[Excerpt from a dataset]

____________

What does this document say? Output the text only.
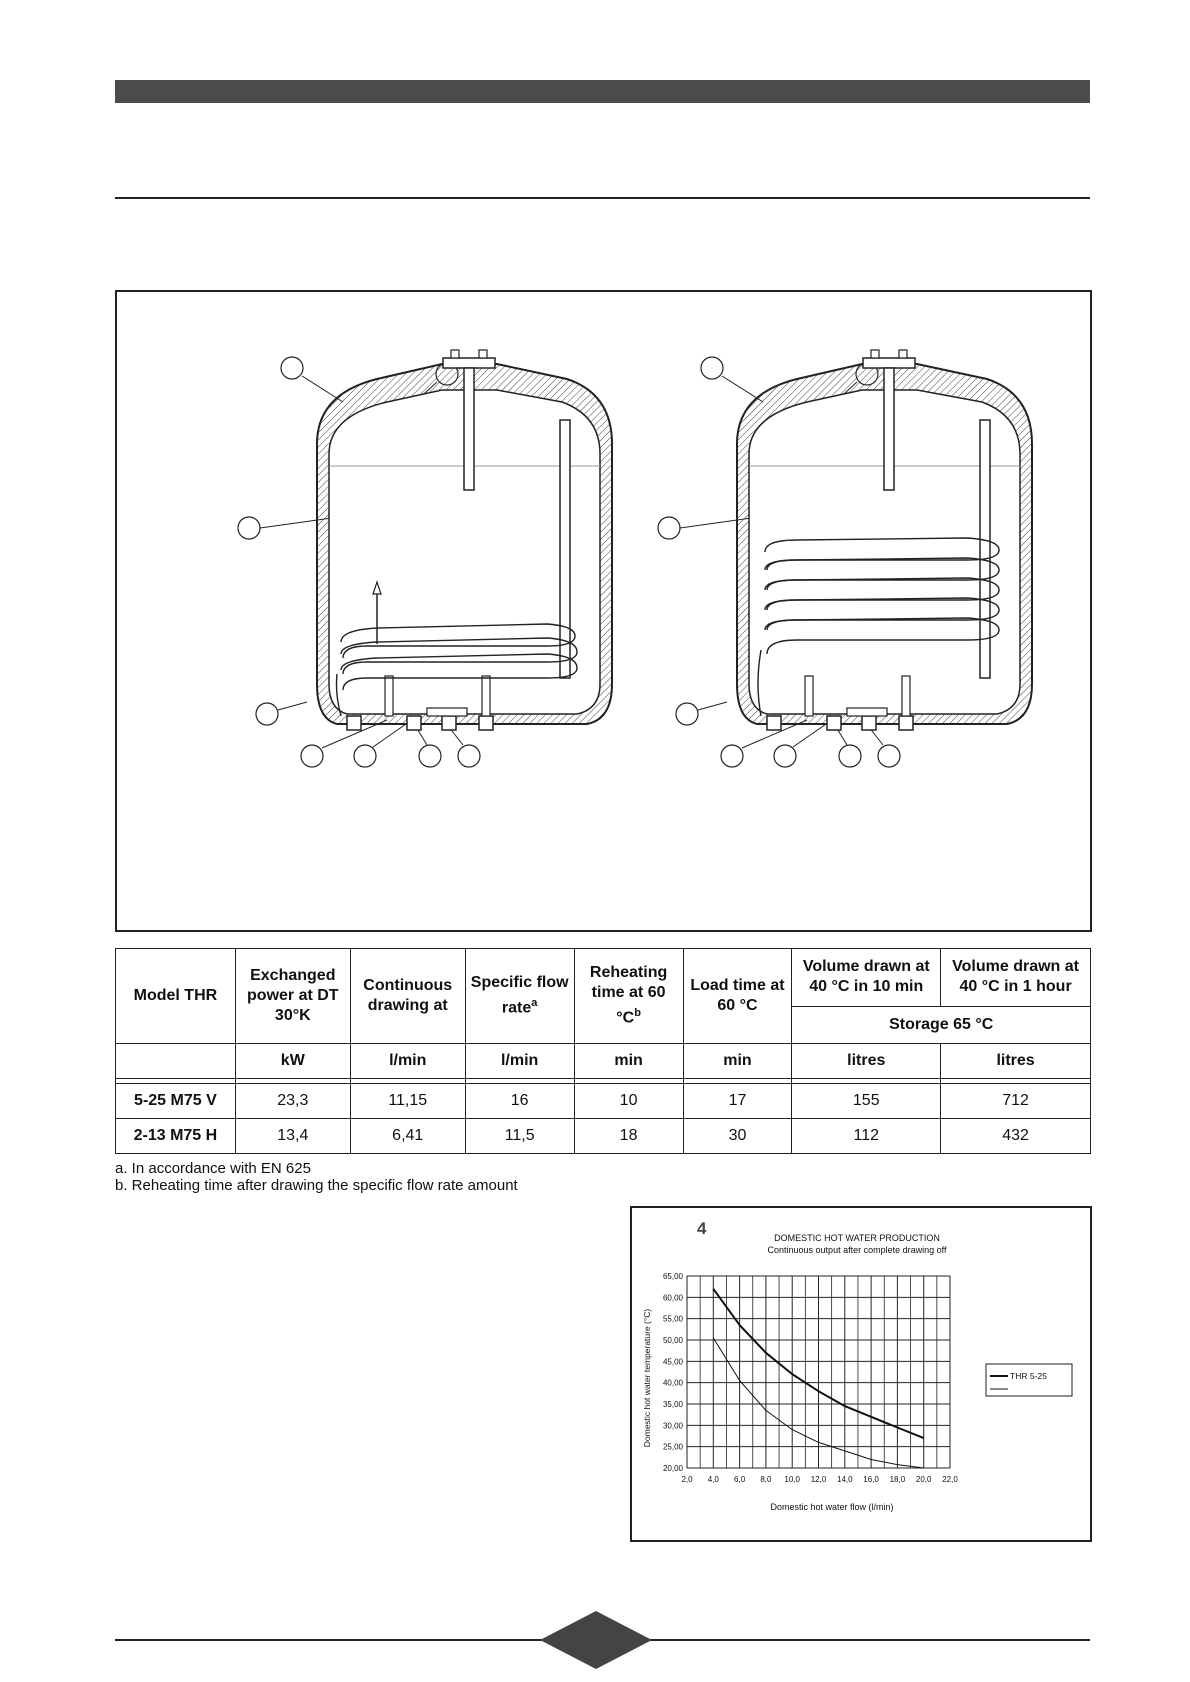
Model THR	Exchanged power at DT 30°K	Continuous drawing at	Specific flow rate$^a$	Reheating time at 60 $^\circ C^b$	Load time at 60 °C	Volume drawn at 40 °C in 10 min	Volume drawn at 40 °C in 1 hour
						Storage 65 °C	
	kW	l/min	l/min	min	min	litres	litres

5-25 M75 V	23,3	11,15	16	10	17	155	712
2-13 M75 H	13,4	6,41	11,5	18	30	112	432
a. In accordance with EN 625
b. Reheating time after drawing the specific flow rate amount
4	DOMESTIC HOT WATER PRODUCTION
Continuous output after complete drawing off
2,0 4,0 6,0 8,0 10,0 12,0 14,0 16,0 18,0 20,0 22,0
20,00
25,00
30,00
35,00
40,00
45,00
50,00
55,00
60,00
65,00
Domestic hot water flow (l/min)
Domestic hot water temperature (°C)	THR 5-25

____________

SHORT EXERCISE:
From the entries above, select each line containing the string "after".

WRITTEN RESPONSE:
b. Reheating time after drawing the specific flow rate amount
Continuous output after complete drawing off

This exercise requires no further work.